| Text provided |

Interview with Effy Winter, Author of 'Flowers of the Flesh'


Tianna Hansen: This collection, Flowers of the Flesh, is your first full-length; how did it feel putting this together? How did it compare to creating your chapbook, Bloodmilk

Effy Winter: Writing Flowers of the Flesh was painful and wearying. I poured my blood into this collection and spent many hours overcome with illness from the sentiments that were purging from my heart, but I knew that I had to write this book. My chapbook, Bloodmilk, focuses more on sex and ritual than it does love, but that body of work is what provoked the creation of Flowers of the Flesh—which was particularly challenging to write because it is a confessional collection of love letters. 

TH: The poetry is all kept to a style of minimalism in this collection, giving it an almost jolting feeling, full of a rawness and sincerity that seeps from the pages. Can you tell us a little more about what inspired you to write this? 

EW: Flowers of the Flesh began blooming from my heart many years ago after a tragic romantic parting, but it was only this year that I felt I could write this novel. I indulged in wrath for quite some time to cope with loss—it was wicked, plaguing my heart and veiling it black until one evening I found myself surrendering to grief. Flowers of the Flesh is an outpouring of the devastating passion I’ve been carrying and a testament of the perpetual fire that burns within my heart.

TH: What is your writing process? I’ve heard you speak a little about this before from your feature in the Sonnetarium, but I think your process applies so much to such a personal piece as this collection. How do you feel about this?

EW: I wrote Flowers of the Flesh with a heavy heart bloodied with witchcraft. As I mentioned in my interview with Kristin Garth, I can only write in the darkness by candlelight, and witchcraft plays a very significant role throughout the birth of my poetry. For me personally, crafting literature is a ritual in itself. While writing Flowers of the Flesh, I was summoning the sinful parts of my heart, and with them came a bloodbath of love, romance and passion—the darkest of Hell’s flowers which you will find flourishing within every page.

[Region annotation records]
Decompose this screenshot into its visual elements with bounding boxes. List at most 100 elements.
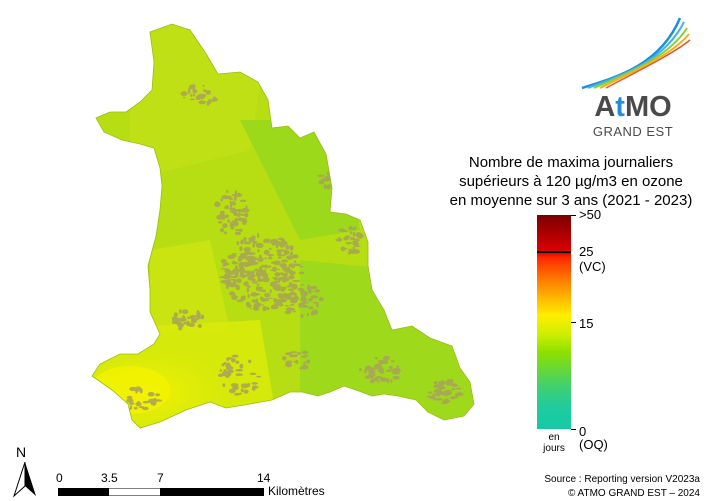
- urban-area: [311, 285, 318, 290]
- urban-area: [174, 320, 182, 325]
- urban-area: [261, 289, 266, 293]
- urban-area: [234, 190, 237, 195]
- urban-area: [457, 391, 461, 394]
- urban-area: [281, 267, 285, 270]
- urban-area: [222, 223, 228, 229]
- urban-area: [311, 295, 319, 299]
- urban-area: [222, 383, 226, 388]
- urban-area: [350, 227, 357, 231]
- urban-area: [172, 316, 178, 322]
- urban-area: [256, 286, 264, 290]
- urban-area: [256, 283, 260, 287]
- urban-area: [271, 243, 277, 246]
- urban-area: [152, 398, 157, 403]
- urban-area: [386, 369, 392, 372]
- urban-area: [239, 194, 243, 197]
- urban-area: [218, 213, 226, 220]
- urban-area: [129, 405, 133, 410]
- urban-area: [306, 359, 311, 364]
- urban-area: [274, 288, 282, 292]
- urban-area: [187, 88, 191, 94]
- urban-area: [235, 373, 243, 376]
- urban-area: [273, 260, 281, 266]
- urban-area: [240, 295, 246, 301]
- urban-area: [352, 247, 356, 249]
- urban-area: [364, 377, 372, 379]
- urban-area: [393, 367, 400, 371]
- urban-area: [308, 298, 313, 302]
- urban-area: [308, 306, 314, 310]
- urban-area: [301, 350, 309, 355]
- urban-area: [292, 284, 298, 290]
- urban-area: [262, 276, 270, 283]
- urban-area: [314, 289, 320, 293]
- urban-area: [349, 231, 353, 235]
- urban-area: [301, 365, 309, 370]
- urban-area: [236, 278, 242, 284]
- urban-area: [284, 293, 292, 299]
- urban-area: [236, 299, 244, 303]
- urban-area: [234, 271, 239, 277]
- urban-area: [235, 285, 240, 291]
- urban-area: [247, 285, 251, 288]
- urban-area: [250, 292, 258, 297]
- urban-area: [318, 297, 324, 302]
- urban-area: [192, 317, 197, 324]
- urban-area: [433, 381, 438, 384]
- urban-area: [378, 367, 381, 373]
- urban-area: [451, 383, 458, 388]
- urban-area: [239, 246, 243, 252]
- urban-area: [236, 241, 240, 246]
- urban-area: [297, 263, 301, 267]
- urban-area: [223, 274, 229, 280]
- urban-area: [223, 231, 228, 235]
- legend-title-line1: Nombre de maxima journaliers: [468, 154, 674, 171]
- legend-title-line2: supérieurs à 120 µg/m3 en ozone: [459, 173, 683, 190]
- urban-area: [266, 253, 275, 257]
- urban-area: [311, 309, 319, 316]
- urban-area: [278, 294, 285, 299]
- urban-area: [257, 278, 264, 282]
- urban-area: [287, 288, 295, 291]
- urban-area: [229, 291, 236, 296]
- urban-area: [370, 367, 377, 371]
- urban-area: [248, 252, 256, 256]
- urban-area: [241, 274, 246, 279]
- urban-area: [280, 272, 284, 276]
- urban-area: [280, 254, 286, 257]
- urban-area: [277, 268, 280, 271]
- urban-area: [396, 365, 400, 368]
- urban-area: [224, 268, 230, 274]
- scale-tick-3: 14: [257, 471, 271, 485]
- legend-units-line2: jours: [543, 443, 565, 454]
- urban-area: [242, 283, 249, 285]
- urban-area: [334, 179, 342, 184]
- urban-area: [238, 228, 243, 232]
- urban-area: [246, 255, 255, 260]
- urban-area: [206, 100, 210, 107]
- logo-subtitle: GRAND EST: [592, 124, 674, 139]
- urban-area: [246, 270, 252, 276]
- urban-area: [365, 375, 370, 378]
- urban-area: [268, 256, 273, 260]
- urban-area: [290, 303, 295, 306]
- urban-area: [240, 388, 244, 393]
- urban-area: [285, 244, 290, 250]
- urban-area: [233, 195, 237, 202]
- urban-area: [276, 244, 279, 249]
- urban-area: [378, 363, 382, 367]
- urban-area: [231, 358, 236, 363]
- urban-area: [270, 281, 277, 287]
- urban-area: [286, 307, 293, 313]
- urban-area: [235, 229, 239, 231]
- legend-title-line3: en moyenne sur 3 ans (2021 - 2023): [449, 192, 693, 209]
- urban-area: [241, 253, 249, 256]
- urban-area: [142, 400, 150, 404]
- urban-area: [263, 239, 269, 243]
- urban-area: [252, 385, 258, 390]
- urban-area: [240, 383, 249, 389]
- urban-area: [183, 322, 187, 325]
- urban-area: [197, 324, 202, 328]
- urban-area: [313, 301, 319, 304]
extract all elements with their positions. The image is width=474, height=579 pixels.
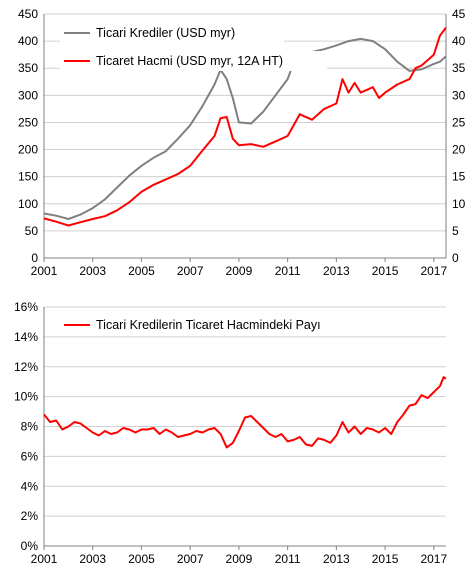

| Exercise description |
Echo the full interview about Flowers of the Flesh word for word. The records are not required for anything here.

| In response |
Interview with Effy Winter, Author of 'Flowers of the Flesh'


Tianna Hansen: This collection, Flowers of the Flesh, is your first full-length; how did it feel putting this together? How did it compare to creating your chapbook, Bloodmilk

Effy Winter: Writing Flowers of the Flesh was painful and wearying. I poured my blood into this collection and spent many hours overcome with illness from the sentiments that were purging from my heart, but I knew that I had to write this book. My chapbook, Bloodmilk, focuses more on sex and ritual than it does love, but that body of work is what provoked the creation of Flowers of the Flesh—which was particularly challenging to write because it is a confessional collection of love letters. 

TH: The poetry is all kept to a style of minimalism in this collection, giving it an almost jolting feeling, full of a rawness and sincerity that seeps from the pages. Can you tell us a little more about what inspired you to write this? 

EW: Flowers of the Flesh began blooming from my heart many years ago after a tragic romantic parting, but it was only this year that I felt I could write this novel. I indulged in wrath for quite some time to cope with loss—it was wicked, plaguing my heart and veiling it black until one evening I found myself surrendering to grief. Flowers of the Flesh is an outpouring of the devastating passion I’ve been carrying and a testament of the perpetual fire that burns within my heart.

TH: What is your writing process? I’ve heard you speak a little about this before from your feature in the Sonnetarium, but I think your process applies so much to such a personal piece as this collection. How do you feel about this?

EW: I wrote Flowers of the Flesh with a heavy heart bloodied with witchcraft. As I mentioned in my interview with Kristin Garth, I can only write in the darkness by candlelight, and witchcraft plays a very significant role throughout the birth of my poetry. For me personally, crafting literature is a ritual in itself. While writing Flowers of the Flesh, I was summoning the sinful parts of my heart, and with them came a bloodbath of love, romance and passion—the darkest of Hell’s flowers which you will find flourishing within every page.